»»

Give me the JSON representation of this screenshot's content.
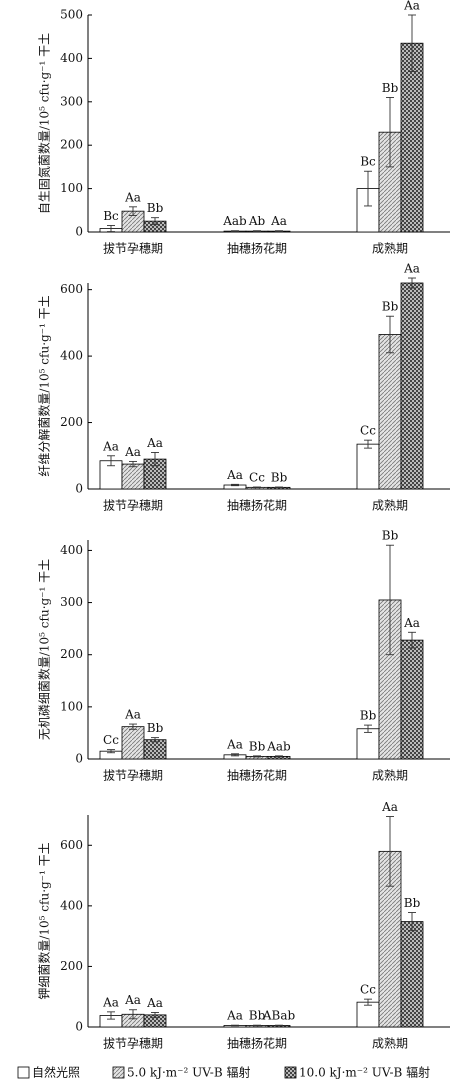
{
  "chart_data": [
    {
      "type": "bar",
      "ylabel": "自生固氮菌数量/10⁵ cfu·g⁻¹ 干土",
      "categories": [
        "拔节孕穗期",
        "抽穗扬花期",
        "成熟期"
      ],
      "ylim": [
        0,
        500
      ],
      "yticks": [
        0,
        100,
        200,
        300,
        400,
        500
      ],
      "series": [
        {
          "values": [
            8,
            2,
            100
          ],
          "errors": [
            7,
            1,
            40
          ],
          "significance": [
            "Bc",
            "Aab",
            "Bc"
          ]
        },
        {
          "values": [
            48,
            2,
            230
          ],
          "errors": [
            10,
            1,
            80
          ],
          "significance": [
            "Aa",
            "Ab",
            "Bb"
          ]
        },
        {
          "values": [
            25,
            2,
            435
          ],
          "errors": [
            8,
            1,
            65
          ],
          "significance": [
            "Bb",
            "Aa",
            "Aa"
          ]
        }
      ]
    },
    {
      "type": "bar",
      "ylabel": "纤维分解菌数量/10⁵ cfu·g⁻¹ 干土",
      "categories": [
        "拔节孕穗期",
        "抽穗扬花期",
        "成熟期"
      ],
      "ylim": [
        0,
        620
      ],
      "yticks": [
        0,
        200,
        400,
        600
      ],
      "series": [
        {
          "values": [
            85,
            12,
            135
          ],
          "errors": [
            15,
            2,
            12
          ],
          "significance": [
            "Aa",
            "Aa",
            "Cc"
          ]
        },
        {
          "values": [
            75,
            5,
            465
          ],
          "errors": [
            8,
            1,
            55
          ],
          "significance": [
            "Aa",
            "Cc",
            "Bb"
          ]
        },
        {
          "values": [
            90,
            5,
            620
          ],
          "errors": [
            20,
            1,
            15
          ],
          "significance": [
            "Aa",
            "Bb",
            "Aa"
          ]
        }
      ]
    },
    {
      "type": "bar",
      "ylabel": "无机磷细菌数量/10⁵ cfu·g⁻¹ 干土",
      "categories": [
        "拔节孕穗期",
        "抽穗扬花期",
        "成熟期"
      ],
      "ylim": [
        0,
        420
      ],
      "yticks": [
        0,
        100,
        200,
        300,
        400
      ],
      "series": [
        {
          "values": [
            15,
            8,
            58
          ],
          "errors": [
            3,
            2,
            7
          ],
          "significance": [
            "Cc",
            "Aa",
            "Bb"
          ]
        },
        {
          "values": [
            62,
            5,
            305
          ],
          "errors": [
            5,
            1,
            105
          ],
          "significance": [
            "Aa",
            "Bb",
            "Bb"
          ]
        },
        {
          "values": [
            37,
            5,
            228
          ],
          "errors": [
            4,
            1,
            15
          ],
          "significance": [
            "Bb",
            "Aab",
            "Aa"
          ]
        }
      ]
    },
    {
      "type": "bar",
      "ylabel": "钾细菌数量/10⁵ cfu·g⁻¹ 干土",
      "categories": [
        "拔节孕穗期",
        "抽穗扬花期",
        "成熟期"
      ],
      "ylim": [
        0,
        700
      ],
      "yticks": [
        0,
        200,
        400,
        600
      ],
      "series": [
        {
          "values": [
            38,
            5,
            82
          ],
          "errors": [
            12,
            1,
            10
          ],
          "significance": [
            "Aa",
            "Aa",
            "Cc"
          ]
        },
        {
          "values": [
            42,
            5,
            580
          ],
          "errors": [
            15,
            1,
            115
          ],
          "significance": [
            "Aa",
            "Bb",
            "Aa"
          ]
        },
        {
          "values": [
            40,
            5,
            348
          ],
          "errors": [
            8,
            1,
            30
          ],
          "significance": [
            "Aa",
            "ABab",
            "Bb"
          ]
        }
      ]
    }
  ],
  "legend": [
    {
      "name": "自然光照",
      "pattern": "none"
    },
    {
      "name": "5.0 kJ·m⁻² UV-B 辐射",
      "pattern": "hatch"
    },
    {
      "name": "10.0 kJ·m⁻² UV-B 辐射",
      "pattern": "checker"
    }
  ]
}
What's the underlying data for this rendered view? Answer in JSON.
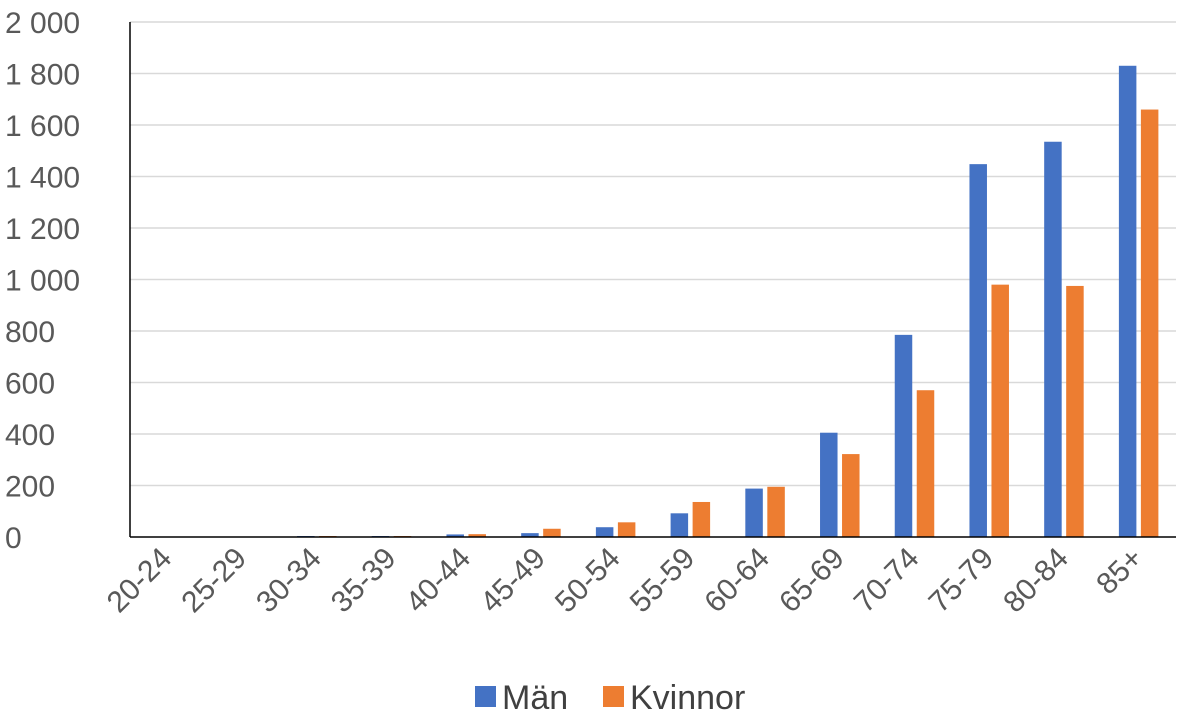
{
  "chart_data": {
    "type": "bar",
    "categories": [
      "20-24",
      "25-29",
      "30-34",
      "35-39",
      "40-44",
      "45-49",
      "50-54",
      "55-59",
      "60-64",
      "65-69",
      "70-74",
      "75-79",
      "80-84",
      "85+"
    ],
    "series": [
      {
        "name": "Män",
        "color": "#4472C4",
        "values": [
          0,
          0,
          1,
          3,
          10,
          15,
          38,
          92,
          188,
          405,
          785,
          1448,
          1535,
          1830
        ]
      },
      {
        "name": "Kvinnor",
        "color": "#ED7D31",
        "values": [
          0,
          0,
          3,
          2,
          11,
          32,
          57,
          136,
          195,
          322,
          570,
          980,
          975,
          1660
        ]
      }
    ],
    "ylim": [
      0,
      2000
    ],
    "y_ticks": [
      0,
      200,
      400,
      600,
      800,
      1000,
      1200,
      1400,
      1600,
      1800,
      2000
    ],
    "y_tick_labels": [
      "0",
      "200",
      "400",
      "600",
      "800",
      "1 000",
      "1 200",
      "1 400",
      "1 600",
      "1 800",
      "2 000"
    ],
    "grid": true,
    "legend_position": "bottom"
  }
}
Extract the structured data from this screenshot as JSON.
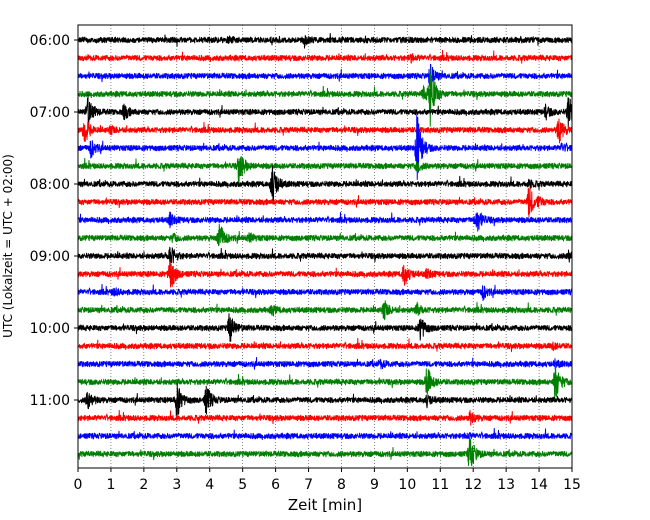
{
  "chart_data": {
    "type": "line",
    "subtype": "helicorder",
    "title": "",
    "xlabel": "Zeit  [min]",
    "ylabel": "UTC (Lokalzeit = UTC + 02:00)",
    "xlim": [
      0,
      15
    ],
    "x_ticks": [
      "0",
      "1",
      "2",
      "3",
      "4",
      "5",
      "6",
      "7",
      "8",
      "9",
      "10",
      "11",
      "12",
      "13",
      "14",
      "15"
    ],
    "y_ticks": [
      "06:00",
      "07:00",
      "08:00",
      "09:00",
      "10:00",
      "11:00"
    ],
    "grid": "vertical dotted lines at each minute",
    "trace_colors": [
      "#000000",
      "#ff0000",
      "#0000ff",
      "#008000"
    ],
    "traces": [
      {
        "start": "06:00",
        "events": [
          {
            "t": 6.9,
            "amp": 0.35
          },
          {
            "t": 4.6,
            "amp": 0.25
          }
        ]
      },
      {
        "start": "06:15",
        "events": [
          {
            "t": 10.1,
            "amp": 0.3
          }
        ]
      },
      {
        "start": "06:30",
        "events": [
          {
            "t": 10.7,
            "amp": 1.2
          }
        ]
      },
      {
        "start": "06:45",
        "events": [
          {
            "t": 10.7,
            "amp": 3.0
          },
          {
            "t": 10.5,
            "amp": 0.6
          }
        ]
      },
      {
        "start": "07:00",
        "events": [
          {
            "t": 0.3,
            "amp": 1.6
          },
          {
            "t": 1.4,
            "amp": 0.7
          },
          {
            "t": 14.9,
            "amp": 1.6
          },
          {
            "t": 14.2,
            "amp": 0.6
          }
        ]
      },
      {
        "start": "07:15",
        "events": [
          {
            "t": 0.2,
            "amp": 1.4
          },
          {
            "t": 14.6,
            "amp": 1.3
          },
          {
            "t": 1.0,
            "amp": 0.3
          }
        ]
      },
      {
        "start": "07:30",
        "events": [
          {
            "t": 0.4,
            "amp": 0.8
          },
          {
            "t": 10.3,
            "amp": 3.4
          },
          {
            "t": 14.7,
            "amp": 0.35
          }
        ]
      },
      {
        "start": "07:45",
        "events": [
          {
            "t": 4.9,
            "amp": 1.6
          },
          {
            "t": 10.3,
            "amp": 0.5
          }
        ]
      },
      {
        "start": "08:00",
        "events": [
          {
            "t": 5.9,
            "amp": 2.2
          },
          {
            "t": 13.7,
            "amp": 0.3
          }
        ]
      },
      {
        "start": "08:15",
        "events": [
          {
            "t": 13.7,
            "amp": 1.6
          },
          {
            "t": 14.0,
            "amp": 0.3
          }
        ]
      },
      {
        "start": "08:30",
        "events": [
          {
            "t": 12.1,
            "amp": 1.5
          },
          {
            "t": 2.8,
            "amp": 0.6
          }
        ]
      },
      {
        "start": "08:45",
        "events": [
          {
            "t": 4.3,
            "amp": 1.5
          },
          {
            "t": 5.2,
            "amp": 0.4
          },
          {
            "t": 2.9,
            "amp": 0.3
          }
        ]
      },
      {
        "start": "09:00",
        "events": [
          {
            "t": 2.8,
            "amp": 1.1
          },
          {
            "t": 14.9,
            "amp": 0.5
          }
        ]
      },
      {
        "start": "09:15",
        "events": [
          {
            "t": 2.8,
            "amp": 1.8
          },
          {
            "t": 9.9,
            "amp": 1.2
          },
          {
            "t": 10.6,
            "amp": 0.4
          }
        ]
      },
      {
        "start": "09:30",
        "events": [
          {
            "t": 12.3,
            "amp": 0.6
          },
          {
            "t": 1.1,
            "amp": 0.3
          }
        ]
      },
      {
        "start": "09:45",
        "events": [
          {
            "t": 9.3,
            "amp": 0.9
          },
          {
            "t": 5.9,
            "amp": 0.4
          },
          {
            "t": 10.3,
            "amp": 0.5
          }
        ]
      },
      {
        "start": "10:00",
        "events": [
          {
            "t": 4.6,
            "amp": 1.5
          },
          {
            "t": 10.4,
            "amp": 1.2
          }
        ]
      },
      {
        "start": "10:15",
        "events": [
          {
            "t": 14.4,
            "amp": 0.3
          }
        ]
      },
      {
        "start": "10:30",
        "events": [
          {
            "t": 9.2,
            "amp": 0.3
          },
          {
            "t": 14.5,
            "amp": 0.3
          }
        ]
      },
      {
        "start": "10:45",
        "events": [
          {
            "t": 10.6,
            "amp": 1.5
          },
          {
            "t": 14.5,
            "amp": 1.8
          }
        ]
      },
      {
        "start": "11:00",
        "events": [
          {
            "t": 0.3,
            "amp": 0.9
          },
          {
            "t": 3.0,
            "amp": 1.8
          },
          {
            "t": 3.9,
            "amp": 1.5
          },
          {
            "t": 10.6,
            "amp": 0.5
          }
        ]
      },
      {
        "start": "11:15",
        "events": [
          {
            "t": 11.9,
            "amp": 0.6
          }
        ]
      },
      {
        "start": "11:30",
        "events": [
          {
            "t": 11.8,
            "amp": 0.2
          }
        ]
      },
      {
        "start": "11:45",
        "events": [
          {
            "t": 11.9,
            "amp": 1.9
          }
        ]
      }
    ]
  }
}
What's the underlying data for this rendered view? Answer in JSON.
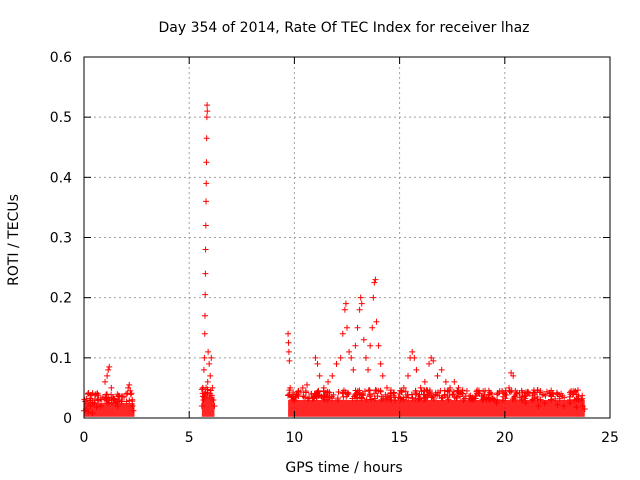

««

## Task requirements
State only the number of lines in these entries that contain "screenshot".

## Reply
2